__Objectif fixé 1__
Dans l'article sur Dubillard, qui met en scène la pièce « ... où boivent les vaches. » ?
__Objectif fixé 2__
Reproduisez fidèlement le passage de l'article sur Dubillard en partant des mots « Voilà pour un » et en vous arrêtant après « celle de Pirandello. ».

Le Figaro
15 avril 2004 · ARMelle Héliot
DUBILLARD dans les pas de Rimbaud
"...la plus importante de mes pièces", dit-il. Le sujet ? "C'est le doute d'un poète qui se rend compte que la gloire est truquée, truquée par le monde et la culture, par sa mère, son fils, sa femme et toutes les académies."
Voilà pour un sérieux précipité... ROLAND DUBILLARD précise que "... où boivent les vaches." est une tragi-comédie, mais c'est aussi sans doute d'abord l'une des pièces dans lesquelles il s'est le plus livré, une pièce dont ÉRIC VIGNER, qui la met en scène aujourd'hui, dit avec sagacité qu'elle tient dans l'oeuvre du poète de Je dirai que je suis tombé, une pièce comparable à celle de L'Illusion comique dans l'oeuvre de Corneille, celle des Géants de la montagne dans celle de Pirandello.

__Données listées__

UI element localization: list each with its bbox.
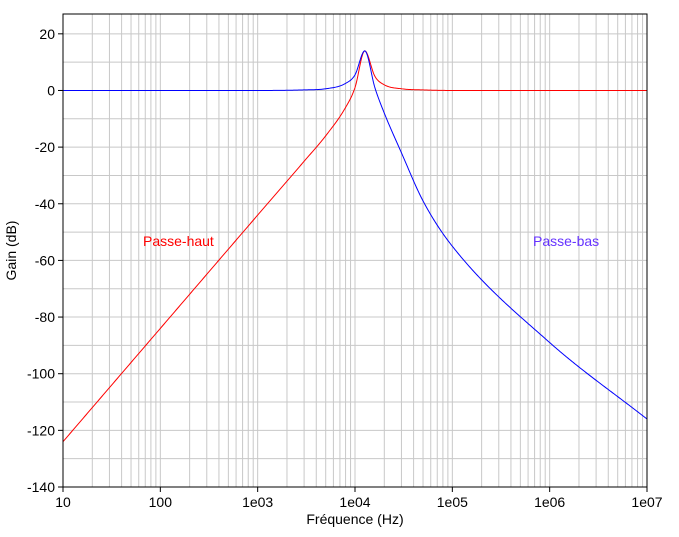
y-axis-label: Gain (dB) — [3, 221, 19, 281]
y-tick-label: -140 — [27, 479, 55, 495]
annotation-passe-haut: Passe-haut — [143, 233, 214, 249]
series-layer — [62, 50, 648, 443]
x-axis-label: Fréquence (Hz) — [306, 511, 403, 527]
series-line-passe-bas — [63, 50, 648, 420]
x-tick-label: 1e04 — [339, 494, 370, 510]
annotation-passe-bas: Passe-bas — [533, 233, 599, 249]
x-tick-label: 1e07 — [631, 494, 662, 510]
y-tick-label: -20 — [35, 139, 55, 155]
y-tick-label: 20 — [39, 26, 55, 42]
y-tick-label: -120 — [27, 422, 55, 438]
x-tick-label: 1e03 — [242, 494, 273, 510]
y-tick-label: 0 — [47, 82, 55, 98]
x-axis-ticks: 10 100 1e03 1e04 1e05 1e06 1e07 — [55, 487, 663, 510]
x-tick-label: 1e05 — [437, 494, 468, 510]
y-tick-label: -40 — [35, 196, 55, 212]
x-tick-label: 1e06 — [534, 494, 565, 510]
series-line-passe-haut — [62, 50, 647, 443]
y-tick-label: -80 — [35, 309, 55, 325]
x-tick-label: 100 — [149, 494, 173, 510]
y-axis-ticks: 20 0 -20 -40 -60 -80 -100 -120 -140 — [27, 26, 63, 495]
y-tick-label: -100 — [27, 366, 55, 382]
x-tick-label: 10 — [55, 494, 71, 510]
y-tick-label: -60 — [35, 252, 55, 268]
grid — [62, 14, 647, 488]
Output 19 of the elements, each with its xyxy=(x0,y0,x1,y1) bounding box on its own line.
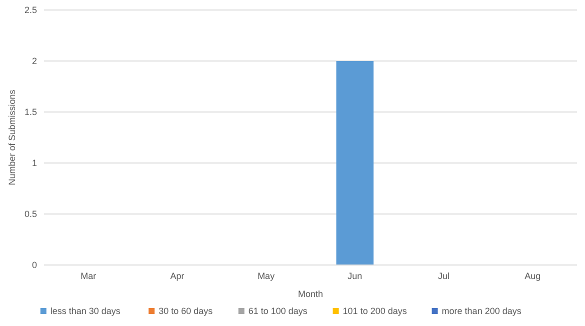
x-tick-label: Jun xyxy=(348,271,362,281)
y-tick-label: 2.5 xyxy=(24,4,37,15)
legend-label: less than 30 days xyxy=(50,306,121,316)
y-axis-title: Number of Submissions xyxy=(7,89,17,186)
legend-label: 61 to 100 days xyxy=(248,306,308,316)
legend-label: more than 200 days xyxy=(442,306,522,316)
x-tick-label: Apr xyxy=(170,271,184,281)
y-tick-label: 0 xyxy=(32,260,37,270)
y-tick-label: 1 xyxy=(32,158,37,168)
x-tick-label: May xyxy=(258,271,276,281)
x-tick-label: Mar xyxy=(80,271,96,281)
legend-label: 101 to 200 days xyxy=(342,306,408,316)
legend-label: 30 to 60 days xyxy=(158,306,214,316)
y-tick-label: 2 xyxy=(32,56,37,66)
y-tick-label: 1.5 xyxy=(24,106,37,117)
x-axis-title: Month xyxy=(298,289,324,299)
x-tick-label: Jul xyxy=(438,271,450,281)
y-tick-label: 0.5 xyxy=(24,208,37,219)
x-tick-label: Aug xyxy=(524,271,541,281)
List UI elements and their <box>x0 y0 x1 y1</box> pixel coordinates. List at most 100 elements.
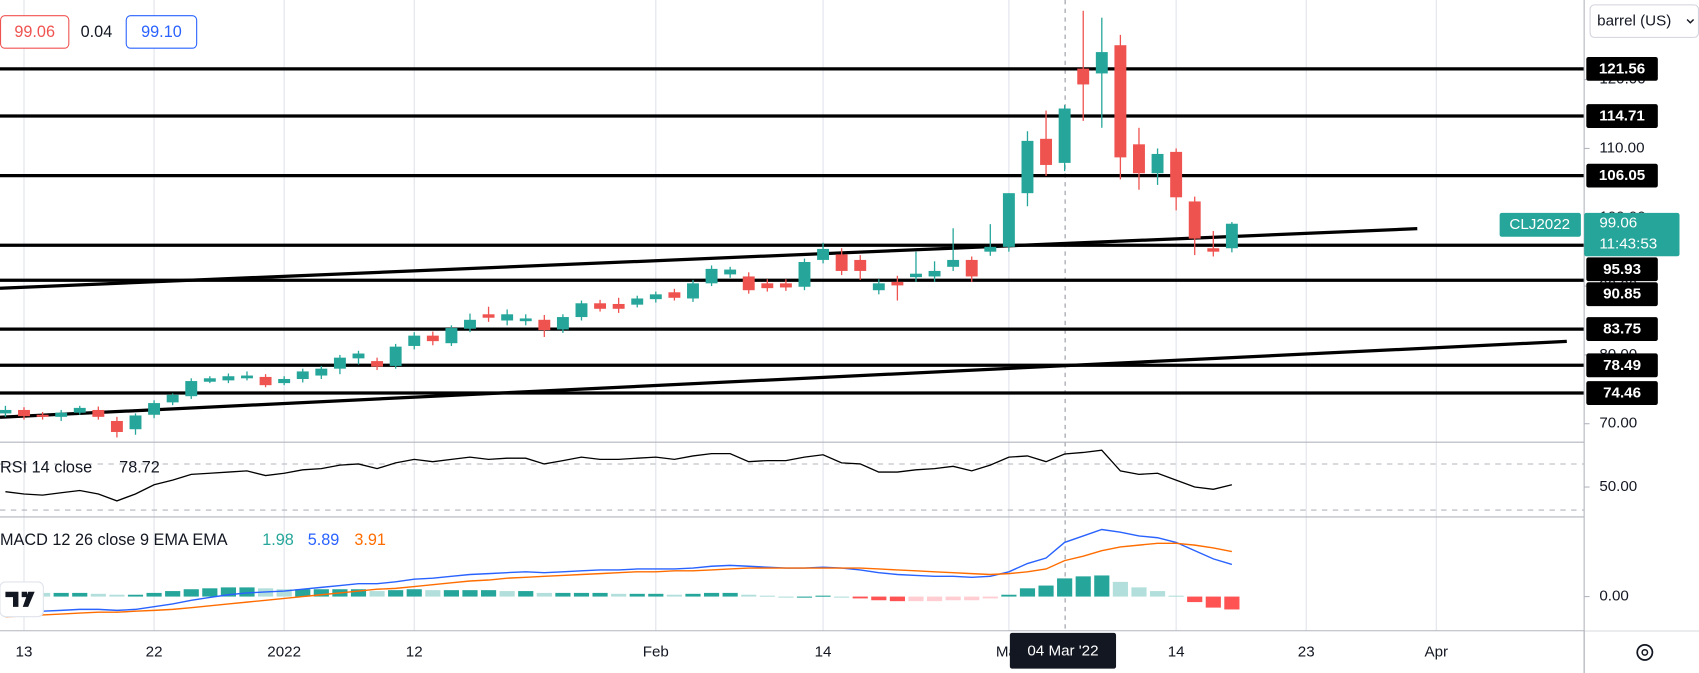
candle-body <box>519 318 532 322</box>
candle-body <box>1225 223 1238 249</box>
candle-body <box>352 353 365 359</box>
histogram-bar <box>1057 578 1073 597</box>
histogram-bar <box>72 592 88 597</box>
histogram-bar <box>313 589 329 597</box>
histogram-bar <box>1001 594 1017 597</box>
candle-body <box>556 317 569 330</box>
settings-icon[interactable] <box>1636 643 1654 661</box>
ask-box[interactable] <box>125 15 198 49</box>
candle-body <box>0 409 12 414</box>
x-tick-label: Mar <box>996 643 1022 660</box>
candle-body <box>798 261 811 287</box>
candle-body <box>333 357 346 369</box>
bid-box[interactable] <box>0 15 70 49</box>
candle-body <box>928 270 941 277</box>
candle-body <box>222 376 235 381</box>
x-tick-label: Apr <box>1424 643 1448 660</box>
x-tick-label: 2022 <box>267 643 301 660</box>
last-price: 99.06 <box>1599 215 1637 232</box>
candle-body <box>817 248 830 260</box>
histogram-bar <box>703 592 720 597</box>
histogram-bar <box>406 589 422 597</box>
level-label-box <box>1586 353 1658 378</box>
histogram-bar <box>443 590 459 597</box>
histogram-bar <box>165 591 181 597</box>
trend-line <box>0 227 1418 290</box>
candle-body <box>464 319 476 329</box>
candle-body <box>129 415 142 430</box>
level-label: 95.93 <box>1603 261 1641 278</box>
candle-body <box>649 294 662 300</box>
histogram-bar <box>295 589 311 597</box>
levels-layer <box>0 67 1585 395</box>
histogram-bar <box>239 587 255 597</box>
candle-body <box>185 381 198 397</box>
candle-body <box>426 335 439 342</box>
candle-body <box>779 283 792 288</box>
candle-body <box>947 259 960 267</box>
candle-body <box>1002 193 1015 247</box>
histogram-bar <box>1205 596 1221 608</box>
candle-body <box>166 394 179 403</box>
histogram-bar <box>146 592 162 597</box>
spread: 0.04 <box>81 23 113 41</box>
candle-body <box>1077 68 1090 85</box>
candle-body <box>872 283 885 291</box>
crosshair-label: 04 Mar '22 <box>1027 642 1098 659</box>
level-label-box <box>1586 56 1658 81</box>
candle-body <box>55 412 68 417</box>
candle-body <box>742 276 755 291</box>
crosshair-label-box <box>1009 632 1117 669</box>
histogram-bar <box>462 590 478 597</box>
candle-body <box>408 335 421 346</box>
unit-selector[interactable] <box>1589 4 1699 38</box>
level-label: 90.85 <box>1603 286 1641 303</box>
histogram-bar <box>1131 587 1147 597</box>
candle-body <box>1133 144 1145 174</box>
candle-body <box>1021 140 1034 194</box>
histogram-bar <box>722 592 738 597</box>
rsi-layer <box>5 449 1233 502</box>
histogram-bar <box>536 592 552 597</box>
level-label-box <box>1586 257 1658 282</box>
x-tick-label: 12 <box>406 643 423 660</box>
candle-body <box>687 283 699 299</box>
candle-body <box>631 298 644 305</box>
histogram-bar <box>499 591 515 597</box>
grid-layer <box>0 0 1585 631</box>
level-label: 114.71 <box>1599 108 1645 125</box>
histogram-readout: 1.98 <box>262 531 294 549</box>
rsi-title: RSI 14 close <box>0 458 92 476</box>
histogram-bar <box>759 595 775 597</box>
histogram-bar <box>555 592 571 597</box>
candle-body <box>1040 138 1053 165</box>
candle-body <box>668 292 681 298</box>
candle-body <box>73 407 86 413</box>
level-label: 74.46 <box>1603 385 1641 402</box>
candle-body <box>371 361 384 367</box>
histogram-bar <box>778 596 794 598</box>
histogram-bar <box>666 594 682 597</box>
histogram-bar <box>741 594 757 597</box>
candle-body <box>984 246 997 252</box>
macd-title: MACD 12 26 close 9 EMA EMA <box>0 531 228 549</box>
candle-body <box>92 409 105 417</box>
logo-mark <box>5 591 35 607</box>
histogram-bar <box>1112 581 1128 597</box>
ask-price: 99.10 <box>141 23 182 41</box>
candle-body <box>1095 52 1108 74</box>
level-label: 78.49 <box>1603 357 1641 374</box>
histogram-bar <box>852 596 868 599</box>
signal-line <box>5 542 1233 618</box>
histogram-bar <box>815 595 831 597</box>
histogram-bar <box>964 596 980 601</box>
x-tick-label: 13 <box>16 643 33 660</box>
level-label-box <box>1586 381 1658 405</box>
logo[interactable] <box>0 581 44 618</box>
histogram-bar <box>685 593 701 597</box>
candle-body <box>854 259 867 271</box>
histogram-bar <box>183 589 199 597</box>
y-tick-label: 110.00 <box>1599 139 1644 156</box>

__Réponse finale 1__
Éric Vigner.

__Réponse finale 2__
Voilà pour un sérieux précipité... ROLAND DUBILLARD précise que "... où boivent les vaches." est une tragi-comédie, mais c'est aussi sans doute d'abord l'une des pièces dans lesquelles il s'est le plus livré, une pièce dont ÉRIC VIGNER, qui la met en scène aujourd'hui, dit avec sagacité qu'elle tient dans l'oeuvre du poète de Je dirai que je suis tombé, une pièce comparable à celle de L'Illusion comique dans l'oeuvre de Corneille, celle des Géants de la montagne dans celle de Pirandello.